## What is required:
Leave out the pictures and transcribe everything else exactly.

## Material:
★ ★ ★ ★ ★
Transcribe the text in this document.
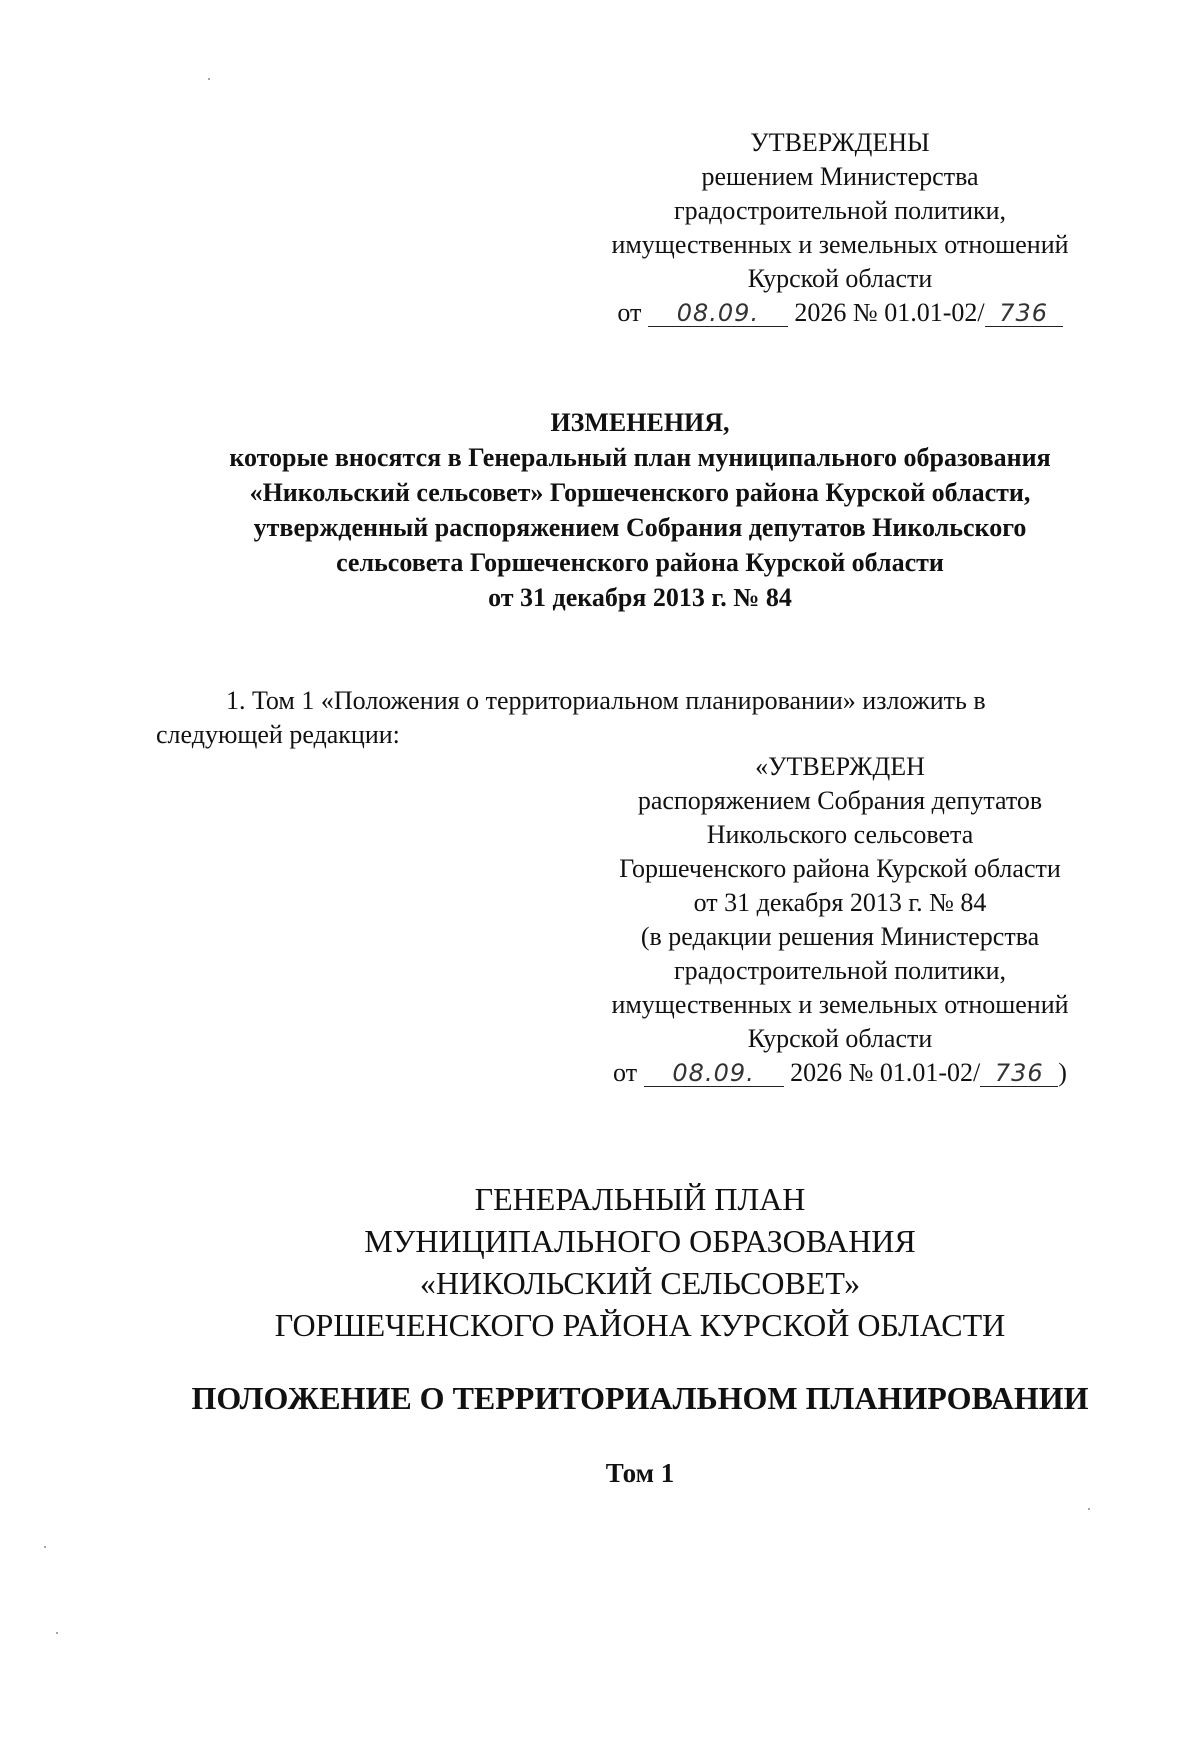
УТВЕРЖДЕНЫ
решением Министерства
градостроительной политики,
имущественных и земельных отношений
Курской области
от 08.09. 2026 № 01.01-02/ 736
ИЗМЕНЕНИЯ,
которые вносятся в Генеральный план муниципального образования
«Никольский сельсовет» Горшеченского района Курской области,
утвержденный распоряжением Собрания депутатов Никольского
сельсовета Горшеченского района Курской области
от 31 декабря 2013 г. № 84
1. Том 1 «Положения о территориальном планировании» изложить в
следующей редакции:
«УТВЕРЖДЕН
распоряжением Собрания депутатов
Никольского сельсовета
Горшеченского района Курской области
от 31 декабря 2013 г. № 84
(в редакции решения Министерства
градостроительной политики,
имущественных и земельных отношений
Курской области
от 08.09. 2026 № 01.01-02/ 736 )
ГЕНЕРАЛЬНЫЙ ПЛАН
МУНИЦИПАЛЬНОГО ОБРАЗОВАНИЯ
«НИКОЛЬСКИЙ СЕЛЬСОВЕТ»
ГОРШЕЧЕНСКОГО РАЙОНА КУРСКОЙ ОБЛАСТИ
ПОЛОЖЕНИЕ О ТЕРРИТОРИАЛЬНОМ ПЛАНИРОВАНИИ
Том 1
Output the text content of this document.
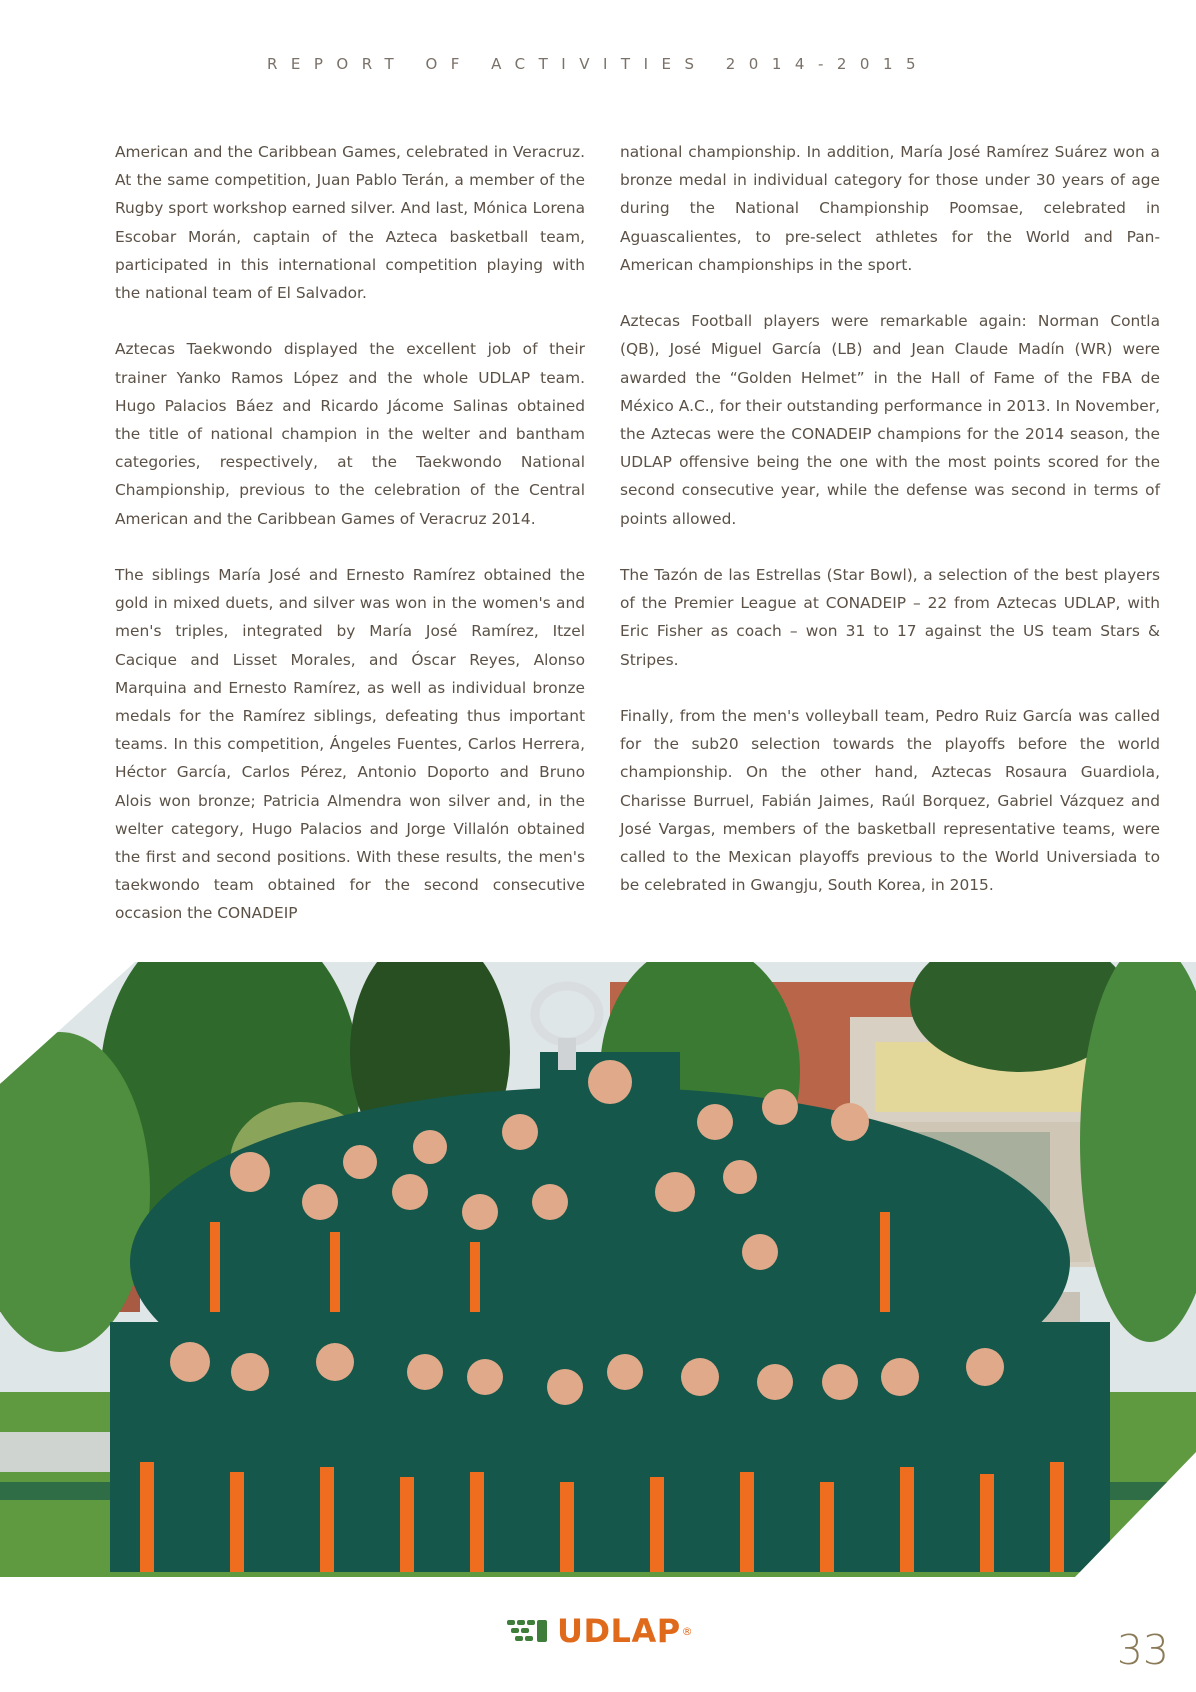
REPORT OF ACTIVITIES 2014-2015

American and the Caribbean Games, celebrated in Veracruz. At the same competition, Juan Pablo Terán, a member of the Rugby sport workshop earned silver. And last, Mónica Lorena Escobar Morán, captain of the Azteca basketball team, participated in this international competition playing with the national team of El Salvador.

Aztecas Taekwondo displayed the excellent job of their trainer Yanko Ramos López and the whole UDLAP team. Hugo Palacios Báez and Ricardo Jácome Salinas obtained the title of national champion in the welter and bantham categories, respectively, at the Taekwondo National Championship, previous to the celebration of the Central American and the Caribbean Games of Veracruz 2014.

The siblings María José and Ernesto Ramírez obtained the gold in mixed duets, and silver was won in the women's and men's triples, integrated by María José Ramírez, Itzel Cacique and Lisset Morales, and Óscar Reyes, Alonso Marquina and Ernesto Ramírez, as well as individual bronze medals for the Ramírez siblings, defeating thus important teams. In this competition, Ángeles Fuentes, Carlos Herrera, Héctor García, Carlos Pérez, Antonio Doporto and Bruno Alois won bronze; Patricia Almendra won silver and, in the welter category, Hugo Palacios and Jorge Villalón obtained the first and second positions. With these results, the men's taekwondo team obtained for the second consecutive occasion the CONADEIP

national championship. In addition, María José Ramírez Suárez won a bronze medal in individual category for those under 30 years of age during the National Championship Poomsae, celebrated in Aguascalientes, to pre-select athletes for the World and Pan-American championships in the sport.

Aztecas Football players were remarkable again: Norman Contla (QB), José Miguel García (LB) and Jean Claude Madín (WR) were awarded the “Golden Helmet” in the Hall of Fame of the FBA de México A.C., for their outstanding performance in 2013. In November, the Aztecas were the CONADEIP champions for the 2014 season, the UDLAP offensive being the one with the most points scored for the second consecutive year, while the defense was second in terms of points allowed.

The Tazón de las Estrellas (Star Bowl), a selection of the best players of the Premier League at CONADEIP – 22 from Aztecas UDLAP, with Eric Fisher as coach – won 31 to 17 against the US team Stars & Stripes.

Finally, from the men's volleyball team, Pedro Ruiz García was called for the sub20 selection towards the playoffs before the world championship. On the other hand, Aztecas Rosaura Guardiola, Charisse Burruel, Fabián Jaimes, Raúl Borquez, Gabriel Vázquez and José Vargas, members of the basketball representative teams, were called to the Mexican playoffs previous to the World Universiada to be celebrated in Gwangju, South Korea, in 2015.

UDLAP ®	33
★ ★ ★ ★ ★
## Full solution:
Transcribe the text in this document.
УТВЕРЖДЕНЫ
решением Министерства
градостроительной политики,
имущественных и земельных отношений
Курской области
от 08.09. 2026 № 01.01-02/ 736
ИЗМЕНЕНИЯ,
которые вносятся в Генеральный план муниципального образования
«Никольский сельсовет» Горшеченского района Курской области,
утвержденный распоряжением Собрания депутатов Никольского
сельсовета Горшеченского района Курской области
от 31 декабря 2013 г. № 84
1. Том 1 «Положения о территориальном планировании» изложить в
следующей редакции:
«УТВЕРЖДЕН
распоряжением Собрания депутатов
Никольского сельсовета
Горшеченского района Курской области
от 31 декабря 2013 г. № 84
(в редакции решения Министерства
градостроительной политики,
имущественных и земельных отношений
Курской области
от 08.09. 2026 № 01.01-02/ 736 )
ГЕНЕРАЛЬНЫЙ ПЛАН
МУНИЦИПАЛЬНОГО ОБРАЗОВАНИЯ
«НИКОЛЬСКИЙ СЕЛЬСОВЕТ»
ГОРШЕЧЕНСКОГО РАЙОНА КУРСКОЙ ОБЛАСТИ
ПОЛОЖЕНИЕ О ТЕРРИТОРИАЛЬНОМ ПЛАНИРОВАНИИ
Том 1
Output the text content of this document.
REPORT OF ACTIVITIES 2014-2015

American and the Caribbean Games, celebrated in Veracruz. At the same competition, Juan Pablo Terán, a member of the Rugby sport workshop earned silver. And last, Mónica Lorena Escobar Morán, captain of the Azteca basketball team, participated in this international competition playing with the national team of El Salvador.

Aztecas Taekwondo displayed the excellent job of their trainer Yanko Ramos López and the whole UDLAP team. Hugo Palacios Báez and Ricardo Jácome Salinas obtained the title of national champion in the welter and bantham categories, respectively, at the Taekwondo National Championship, previous to the celebration of the Central American and the Caribbean Games of Veracruz 2014.

The siblings María José and Ernesto Ramírez obtained the gold in mixed duets, and silver was won in the women's and men's triples, integrated by María José Ramírez, Itzel Cacique and Lisset Morales, and Óscar Reyes, Alonso Marquina and Ernesto Ramírez, as well as individual bronze medals for the Ramírez siblings, defeating thus important teams. In this competition, Ángeles Fuentes, Carlos Herrera, Héctor García, Carlos Pérez, Antonio Doporto and Bruno Alois won bronze; Patricia Almendra won silver and, in the welter category, Hugo Palacios and Jorge Villalón obtained the first and second positions. With these results, the men's taekwondo team obtained for the second consecutive occasion the CONADEIP

national championship. In addition, María José Ramírez Suárez won a bronze medal in individual category for those under 30 years of age during the National Championship Poomsae, celebrated in Aguascalientes, to pre-select athletes for the World and Pan-American championships in the sport.

Aztecas Football players were remarkable again: Norman Contla (QB), José Miguel García (LB) and Jean Claude Madín (WR) were awarded the “Golden Helmet” in the Hall of Fame of the FBA de México A.C., for their outstanding performance in 2013. In November, the Aztecas were the CONADEIP champions for the 2014 season, the UDLAP offensive being the one with the most points scored for the second consecutive year, while the defense was second in terms of points allowed.

The Tazón de las Estrellas (Star Bowl), a selection of the best players of the Premier League at CONADEIP – 22 from Aztecas UDLAP, with Eric Fisher as coach – won 31 to 17 against the US team Stars & Stripes.

Finally, from the men's volleyball team, Pedro Ruiz García was called for the sub20 selection towards the playoffs before the world championship. On the other hand, Aztecas Rosaura Guardiola, Charisse Burruel, Fabián Jaimes, Raúl Borquez, Gabriel Vázquez and José Vargas, members of the basketball representative teams, were called to the Mexican playoffs previous to the World Universiada to be celebrated in Gwangju, South Korea, in 2015.

UDLAP ®	33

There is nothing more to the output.